Also, AB = AC ......(iii) [Given]
\( \therefore \) AE = AD ....(iv) [From (i), (ii) and (iii)]
In \( \triangle ADB \) and \( \triangle AEC \),
ℹ️ चित्र व्याख्या (Diagram Explanation): यह दो त्रिभुज ADB और AEC को दर्शाता है, जो एक बड़े त्रिभुज ABC के भीतर बने हैं। इसमें AB और AC भुजाएँ तथा माध्यिकाएँ BD और CE हैं। D, AC का मध्यबिंदु है और E, AB का मध्यबिंदु है।
seg AB = seg AC \( \angle BAD = \angle CAE \)
seg AD = seg AE
\( \therefore \triangle ADB \cong \triangle AEC \)
\( \therefore \) seg BD \( \cong \) seg CE
\( \therefore \) BD = CE
In simple words: Since AB = AC and BD, CE are medians, E and D are midpoints. This makes AE = AD. By SAS congruence, \( \triangle ADB \) and \( \triangle AEC \) are congruent, which means their corresponding parts, the medians BD and CE, are equal.
🎯 Exam Tip: When proving congruence of medians in an isosceles triangle, look for SAS (Side-Angle-Side) congruence criteria using the given equal sides and the common angle.
Question 3. In \( \triangle PQR \), if PQ > PR and bisectors of \( \angle Q \) and \( \angle R \) intersect at S. Show that SQ > SR.
ℹ️ चित्र व्याख्या (Diagram Explanation): यह एक त्रिभुज PQR को दर्शाता है। शीर्ष P ऊपर है, और आधार भुजा QR है। \( \angle Q \) और \( \angle R \) के कोण समद्विभाजक बिंदु S पर प्रतिच्छेद करते हैं, जो त्रिभुज के अंदर है।
Given: In \( \triangle PQR \), PQ > PR and bisectors of \( \angle Q \) and \( \angle R \) intersect at S.
To prove: SQ > SR
Solution:
Proof:
\( \angle SQR = \frac{1}{2} \angle PQR \) ....(i) [Ray QS bisects \( \angle PQR \)]
\( \angle SRQ = \frac{1}{2} \angle PRQ \) ....(ii) [Ray RS bisects \( \angle PRQ \)]
In \( \triangle PQR \),
PQ > PR [Given]
\( \therefore \angle R > \angle Q \) [Angle opposite to greater side is greater.]
\( \therefore \frac{1}{2}(\angle R) > \frac{1}{2}(\angle Q) \) [Multiplying both sides by \( \frac{1}{2} \)]
\( \therefore \angle SRQ > \angle SQR \) ....(iii) [From (i) and (ii)]
In \( \triangle SQR \),
\( \angle SRQ > \angle SQR \) [From (iii)]
\( \therefore \) SQ > SR [Side opposite to greater angle is greater]
In simple words: Since PQ > PR, the angle opposite PQ (\( \angle R \)) is greater than the angle opposite PR (\( \angle Q \)). As SQ and SR are bisectors, half of \( \angle R \) is greater than half of \( \angle Q \), meaning \( \angle SRQ > \angle SQR \). In \( \triangle SQR \), the side opposite the larger angle \( \angle SRQ \) (which is SQ) will be greater than the side opposite the smaller angle \( \angle SQR \) (which is SR).

# # #

### Requests
• A. Which congruence criterion does the geometry text use to show that triangle ADB and triangle AEC are congruent?
• B. List every reason given in square brackets in the proof for Question 3 of the geometry text.
• C. Copy out the geometry text between "seg AD = seg" and "the common angle.", inclusive.
The material that comes after this is separate from the geometry text.

# # #

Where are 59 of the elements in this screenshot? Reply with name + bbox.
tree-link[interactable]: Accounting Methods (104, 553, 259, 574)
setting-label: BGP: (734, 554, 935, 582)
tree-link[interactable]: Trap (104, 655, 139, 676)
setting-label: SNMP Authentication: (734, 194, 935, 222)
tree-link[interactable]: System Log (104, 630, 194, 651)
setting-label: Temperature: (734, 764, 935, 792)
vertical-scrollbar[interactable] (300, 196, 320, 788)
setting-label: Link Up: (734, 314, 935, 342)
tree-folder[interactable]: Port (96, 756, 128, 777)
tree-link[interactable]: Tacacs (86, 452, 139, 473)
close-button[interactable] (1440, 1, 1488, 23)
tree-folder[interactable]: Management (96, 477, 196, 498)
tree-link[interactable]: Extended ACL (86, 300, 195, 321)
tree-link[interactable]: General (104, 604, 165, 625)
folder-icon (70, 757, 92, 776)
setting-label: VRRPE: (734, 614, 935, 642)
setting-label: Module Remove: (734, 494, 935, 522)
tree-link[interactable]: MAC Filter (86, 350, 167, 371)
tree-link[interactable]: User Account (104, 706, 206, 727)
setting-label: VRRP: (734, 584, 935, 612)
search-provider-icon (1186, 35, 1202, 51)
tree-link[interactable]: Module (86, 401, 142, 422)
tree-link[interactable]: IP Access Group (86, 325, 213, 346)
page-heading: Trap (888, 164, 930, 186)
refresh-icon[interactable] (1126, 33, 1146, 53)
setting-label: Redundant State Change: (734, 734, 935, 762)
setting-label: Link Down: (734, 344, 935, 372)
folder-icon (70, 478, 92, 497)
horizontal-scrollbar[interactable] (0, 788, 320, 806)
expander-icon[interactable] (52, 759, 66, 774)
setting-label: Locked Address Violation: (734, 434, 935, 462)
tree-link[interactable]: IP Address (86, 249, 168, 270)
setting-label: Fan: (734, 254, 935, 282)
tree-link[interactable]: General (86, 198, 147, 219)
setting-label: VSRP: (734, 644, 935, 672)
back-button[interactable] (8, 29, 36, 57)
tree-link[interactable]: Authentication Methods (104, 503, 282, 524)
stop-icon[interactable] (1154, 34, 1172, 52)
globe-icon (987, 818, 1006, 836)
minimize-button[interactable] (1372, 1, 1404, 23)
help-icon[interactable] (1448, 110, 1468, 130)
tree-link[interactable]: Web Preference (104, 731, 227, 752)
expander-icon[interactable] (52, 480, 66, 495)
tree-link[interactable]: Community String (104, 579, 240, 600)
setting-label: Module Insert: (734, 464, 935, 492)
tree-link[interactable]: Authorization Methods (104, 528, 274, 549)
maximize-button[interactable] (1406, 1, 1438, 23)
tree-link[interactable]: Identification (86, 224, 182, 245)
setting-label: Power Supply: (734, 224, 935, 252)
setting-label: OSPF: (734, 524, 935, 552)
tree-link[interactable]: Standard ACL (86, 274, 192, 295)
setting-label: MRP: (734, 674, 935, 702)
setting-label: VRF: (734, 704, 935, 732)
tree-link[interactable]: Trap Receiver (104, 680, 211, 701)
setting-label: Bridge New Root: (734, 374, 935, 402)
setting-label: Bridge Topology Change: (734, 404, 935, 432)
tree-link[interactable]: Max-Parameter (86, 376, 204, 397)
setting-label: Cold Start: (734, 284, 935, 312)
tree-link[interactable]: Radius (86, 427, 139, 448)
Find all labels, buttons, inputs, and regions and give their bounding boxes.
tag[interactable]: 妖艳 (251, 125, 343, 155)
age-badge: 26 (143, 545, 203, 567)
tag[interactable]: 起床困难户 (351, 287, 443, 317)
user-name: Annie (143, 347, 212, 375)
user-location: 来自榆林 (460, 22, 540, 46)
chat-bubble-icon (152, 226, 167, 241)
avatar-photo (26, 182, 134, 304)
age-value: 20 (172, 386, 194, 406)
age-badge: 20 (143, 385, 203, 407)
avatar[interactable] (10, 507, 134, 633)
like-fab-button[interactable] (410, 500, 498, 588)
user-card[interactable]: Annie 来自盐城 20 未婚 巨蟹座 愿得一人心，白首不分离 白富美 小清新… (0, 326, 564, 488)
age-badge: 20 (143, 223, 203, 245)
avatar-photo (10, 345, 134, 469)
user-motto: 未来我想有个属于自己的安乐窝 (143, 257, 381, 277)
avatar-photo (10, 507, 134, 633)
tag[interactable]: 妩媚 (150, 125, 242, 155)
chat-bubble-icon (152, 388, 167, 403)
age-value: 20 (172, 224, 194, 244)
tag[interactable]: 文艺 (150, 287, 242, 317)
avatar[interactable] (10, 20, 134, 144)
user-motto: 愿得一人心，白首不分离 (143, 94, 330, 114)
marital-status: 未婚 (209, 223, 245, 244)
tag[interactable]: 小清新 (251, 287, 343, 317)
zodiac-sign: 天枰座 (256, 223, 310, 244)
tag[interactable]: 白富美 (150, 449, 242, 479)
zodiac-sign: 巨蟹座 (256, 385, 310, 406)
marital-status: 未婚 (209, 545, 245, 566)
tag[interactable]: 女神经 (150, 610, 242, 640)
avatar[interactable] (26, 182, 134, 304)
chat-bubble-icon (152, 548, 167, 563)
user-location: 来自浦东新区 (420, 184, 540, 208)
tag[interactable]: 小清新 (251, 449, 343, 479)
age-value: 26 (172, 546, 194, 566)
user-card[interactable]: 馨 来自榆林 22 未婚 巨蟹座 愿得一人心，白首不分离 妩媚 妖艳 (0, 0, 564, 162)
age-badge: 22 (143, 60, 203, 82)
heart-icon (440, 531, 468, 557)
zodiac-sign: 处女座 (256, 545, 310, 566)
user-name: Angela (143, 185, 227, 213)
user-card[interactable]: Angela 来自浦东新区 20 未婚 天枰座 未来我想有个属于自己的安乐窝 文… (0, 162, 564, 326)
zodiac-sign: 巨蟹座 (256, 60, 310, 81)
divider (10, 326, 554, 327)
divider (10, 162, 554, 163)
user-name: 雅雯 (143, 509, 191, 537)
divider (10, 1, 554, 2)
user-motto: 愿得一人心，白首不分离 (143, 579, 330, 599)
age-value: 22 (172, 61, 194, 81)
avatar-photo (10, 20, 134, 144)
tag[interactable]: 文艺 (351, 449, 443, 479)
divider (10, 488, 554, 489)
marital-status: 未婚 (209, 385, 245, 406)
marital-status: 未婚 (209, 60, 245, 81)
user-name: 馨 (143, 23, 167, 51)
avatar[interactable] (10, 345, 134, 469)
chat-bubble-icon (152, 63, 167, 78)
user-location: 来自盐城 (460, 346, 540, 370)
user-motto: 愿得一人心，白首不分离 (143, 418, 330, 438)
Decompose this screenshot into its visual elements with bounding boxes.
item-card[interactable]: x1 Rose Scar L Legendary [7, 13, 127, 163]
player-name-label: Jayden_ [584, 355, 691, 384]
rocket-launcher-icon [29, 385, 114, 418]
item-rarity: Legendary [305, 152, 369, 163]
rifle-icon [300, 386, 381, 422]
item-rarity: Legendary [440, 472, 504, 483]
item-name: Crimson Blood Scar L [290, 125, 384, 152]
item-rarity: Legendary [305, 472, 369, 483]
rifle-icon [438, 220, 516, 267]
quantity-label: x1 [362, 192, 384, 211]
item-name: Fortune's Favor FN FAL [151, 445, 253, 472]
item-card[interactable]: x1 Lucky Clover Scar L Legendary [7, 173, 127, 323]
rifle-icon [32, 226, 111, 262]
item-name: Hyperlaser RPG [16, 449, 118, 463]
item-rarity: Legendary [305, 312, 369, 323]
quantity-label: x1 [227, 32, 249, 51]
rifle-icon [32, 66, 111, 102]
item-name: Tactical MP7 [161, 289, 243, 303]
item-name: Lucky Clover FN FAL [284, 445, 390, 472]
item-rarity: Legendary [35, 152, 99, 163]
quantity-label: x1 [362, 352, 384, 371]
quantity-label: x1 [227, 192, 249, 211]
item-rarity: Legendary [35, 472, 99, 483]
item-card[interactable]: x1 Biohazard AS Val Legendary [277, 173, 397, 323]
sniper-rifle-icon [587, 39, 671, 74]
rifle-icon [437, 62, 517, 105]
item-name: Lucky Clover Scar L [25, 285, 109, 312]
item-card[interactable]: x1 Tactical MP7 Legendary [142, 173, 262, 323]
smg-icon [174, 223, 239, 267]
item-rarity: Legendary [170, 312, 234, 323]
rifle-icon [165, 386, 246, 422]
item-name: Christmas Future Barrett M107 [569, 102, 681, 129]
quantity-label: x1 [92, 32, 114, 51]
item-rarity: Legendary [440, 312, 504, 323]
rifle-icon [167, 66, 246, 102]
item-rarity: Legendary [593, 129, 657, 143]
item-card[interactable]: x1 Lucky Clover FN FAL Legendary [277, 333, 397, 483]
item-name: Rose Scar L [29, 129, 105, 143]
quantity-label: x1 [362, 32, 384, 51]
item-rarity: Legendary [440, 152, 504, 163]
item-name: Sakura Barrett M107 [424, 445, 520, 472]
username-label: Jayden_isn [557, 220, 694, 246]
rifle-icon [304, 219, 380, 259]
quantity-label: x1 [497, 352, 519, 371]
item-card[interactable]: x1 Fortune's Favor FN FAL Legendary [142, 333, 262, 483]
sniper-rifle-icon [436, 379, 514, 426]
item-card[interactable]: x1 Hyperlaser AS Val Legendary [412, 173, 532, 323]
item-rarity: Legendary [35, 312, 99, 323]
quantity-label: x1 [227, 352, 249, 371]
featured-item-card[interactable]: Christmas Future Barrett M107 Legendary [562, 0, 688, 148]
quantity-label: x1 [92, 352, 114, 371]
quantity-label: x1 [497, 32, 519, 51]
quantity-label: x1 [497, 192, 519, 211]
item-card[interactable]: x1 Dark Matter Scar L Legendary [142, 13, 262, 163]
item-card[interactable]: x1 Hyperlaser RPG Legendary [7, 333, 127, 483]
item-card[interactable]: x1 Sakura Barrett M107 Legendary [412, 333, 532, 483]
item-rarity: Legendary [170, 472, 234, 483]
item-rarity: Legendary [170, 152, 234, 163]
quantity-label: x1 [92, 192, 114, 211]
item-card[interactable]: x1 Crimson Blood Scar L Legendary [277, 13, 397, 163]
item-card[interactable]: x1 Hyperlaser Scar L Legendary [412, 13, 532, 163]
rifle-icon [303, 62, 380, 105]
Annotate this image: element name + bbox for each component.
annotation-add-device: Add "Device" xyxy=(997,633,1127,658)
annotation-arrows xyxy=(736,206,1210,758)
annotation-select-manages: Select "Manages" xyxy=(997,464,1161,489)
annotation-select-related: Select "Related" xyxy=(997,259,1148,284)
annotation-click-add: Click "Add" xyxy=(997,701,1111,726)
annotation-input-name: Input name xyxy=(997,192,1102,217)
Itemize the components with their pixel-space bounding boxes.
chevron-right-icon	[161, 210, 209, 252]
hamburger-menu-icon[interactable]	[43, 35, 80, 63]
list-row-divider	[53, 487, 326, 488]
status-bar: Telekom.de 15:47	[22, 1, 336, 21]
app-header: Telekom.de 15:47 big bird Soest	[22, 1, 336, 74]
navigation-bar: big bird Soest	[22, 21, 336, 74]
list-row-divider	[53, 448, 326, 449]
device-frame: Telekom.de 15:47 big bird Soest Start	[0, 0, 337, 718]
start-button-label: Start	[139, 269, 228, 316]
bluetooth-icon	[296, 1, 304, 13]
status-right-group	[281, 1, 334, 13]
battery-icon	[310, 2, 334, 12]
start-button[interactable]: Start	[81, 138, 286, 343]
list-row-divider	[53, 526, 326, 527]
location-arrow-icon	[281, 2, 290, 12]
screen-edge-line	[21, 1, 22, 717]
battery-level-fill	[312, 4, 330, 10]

# # #

### Task answers
• A. SAS (Side-Angle-Side) congruence.

• B.
- Ray QS bisects ∠PQR
- Ray RS bisects ∠PRQ
- Given
- Angle opposite to greater side is greater.
- Multiplying both sides by 1/2
- From (i) and (ii)
- From (iii)
- Side opposite to greater angle is greater

• C.
seg AD = seg AE
\( \therefore \triangle ADB \cong \triangle AEC \)
\( \therefore \) seg BD \( \cong \) seg CE
\( \therefore \) BD = CE
In simple words: Since AB = AC and BD, CE are medians, E and D are midpoints. This makes AE = AD. By SAS congruence, \( \triangle ADB \) and \( \triangle AEC \) are congruent, which means their corresponding parts, the medians BD and CE, are equal.
🎯 Exam Tip: When proving congruence of medians in an isosceles triangle, look for SAS (Side-Angle-Side) congruence criteria using the given equal sides and the common angle.